Brief: Pull every line containing the word "JSON" from the records.

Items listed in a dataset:
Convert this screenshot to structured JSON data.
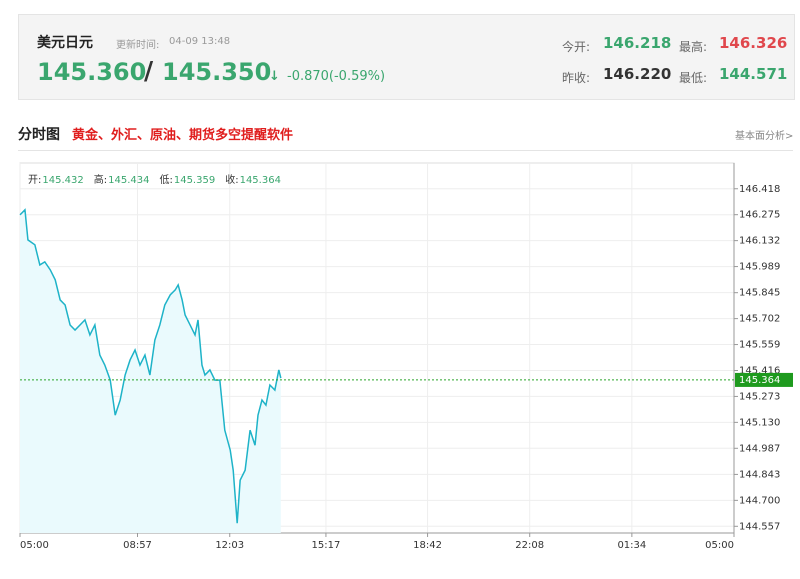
{
  "header": {
    "symbol": "美元日元",
    "update_label": "更新时间:",
    "update_time": "04-09 13:48",
    "bid": "145.360",
    "separator": "/",
    "ask": "145.350",
    "arrow": "↓",
    "change": "-0.870(-0.59%)",
    "stats": [
      {
        "label": "今开:",
        "value": "146.218"
      },
      {
        "label": "最高:",
        "value": "146.326"
      },
      {
        "label": "昨收:",
        "value": "146.220"
      },
      {
        "label": "最低:",
        "value": "144.571"
      }
    ]
  },
  "section": {
    "title": "分时图",
    "promo": "黄金、外汇、原油、期货多空提醒软件",
    "link": "基本面分析>"
  },
  "chart_data": {
    "type": "line",
    "ohlc": [
      {
        "label": "开:",
        "value": 145.432
      },
      {
        "label": "高:",
        "value": 145.434
      },
      {
        "label": "低:",
        "value": 145.359
      },
      {
        "label": "收:",
        "value": 145.364
      }
    ],
    "current_value": 145.364,
    "x": [
      0,
      10,
      16,
      30,
      40,
      50,
      61,
      71,
      81,
      91,
      101,
      111,
      121,
      131,
      141,
      151,
      161,
      171,
      182,
      192,
      202,
      212,
      222,
      232,
      242,
      252,
      262,
      272,
      282,
      292,
      303,
      313,
      319,
      327,
      333,
      343,
      353,
      359,
      367,
      373,
      383,
      393,
      403,
      413,
      424,
      430,
      438,
      444,
      454,
      464,
      474,
      480,
      488,
      496,
      504,
      514,
      522,
      526
    ],
    "series": [
      {
        "name": "USDJPY",
        "color": "#1eb3c8",
        "values": [
          146.274,
          146.302,
          146.136,
          146.109,
          145.998,
          146.015,
          145.971,
          145.916,
          145.805,
          145.777,
          145.667,
          145.639,
          145.667,
          145.695,
          145.612,
          145.667,
          145.501,
          145.446,
          145.363,
          145.17,
          145.253,
          145.391,
          145.474,
          145.529,
          145.446,
          145.501,
          145.391,
          145.584,
          145.667,
          145.777,
          145.833,
          145.86,
          145.888,
          145.805,
          145.722,
          145.667,
          145.612,
          145.695,
          145.446,
          145.391,
          145.419,
          145.363,
          145.363,
          145.087,
          144.977,
          144.866,
          144.574,
          144.811,
          144.866,
          145.087,
          145.004,
          145.17,
          145.253,
          145.225,
          145.336,
          145.308,
          145.419,
          145.374
        ]
      }
    ],
    "xlim": [
      0,
      1440
    ],
    "xticks": [
      {
        "value": 0,
        "label": "05:00"
      },
      {
        "value": 237,
        "label": "08:57"
      },
      {
        "value": 423,
        "label": "12:03"
      },
      {
        "value": 617,
        "label": "15:17"
      },
      {
        "value": 822,
        "label": "18:42"
      },
      {
        "value": 1028,
        "label": "22:08"
      },
      {
        "value": 1234,
        "label": "01:34"
      },
      {
        "value": 1440,
        "label": "05:00"
      }
    ],
    "ylim": [
      144.52,
      146.56
    ],
    "yticks": [
      146.418,
      146.275,
      146.132,
      145.989,
      145.845,
      145.702,
      145.559,
      145.416,
      145.273,
      {
        "value": 145.13,
        "label": "145.130"
      },
      144.987,
      144.843,
      {
        "value": 144.7,
        "label": "144.700"
      },
      144.557
    ],
    "grid": true
  }
}
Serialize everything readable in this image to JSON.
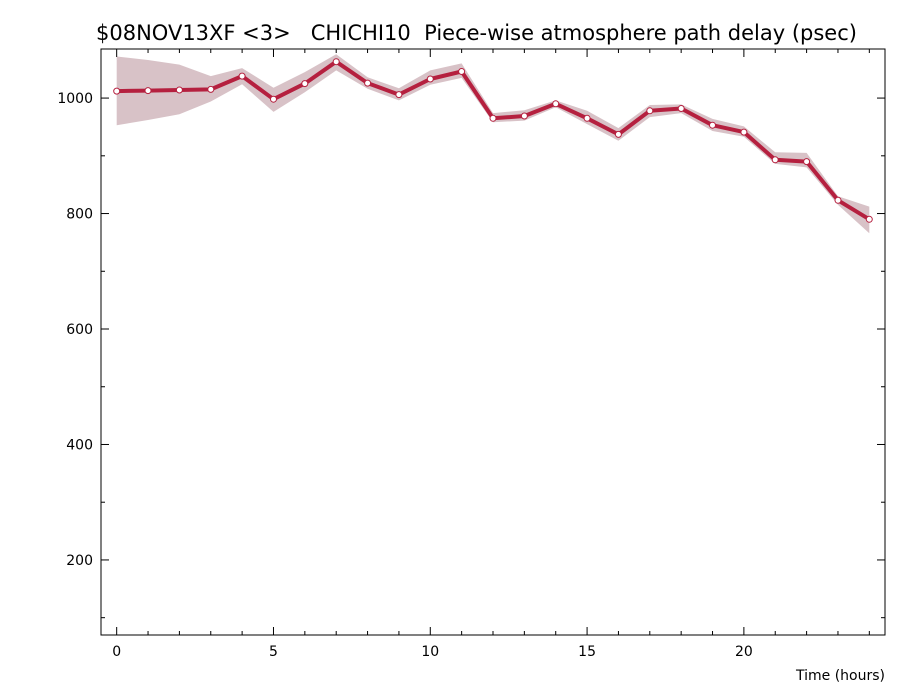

Final answer:
Convert this screenshot to structured JSON data.
Serialize everything readable in this image to JSON.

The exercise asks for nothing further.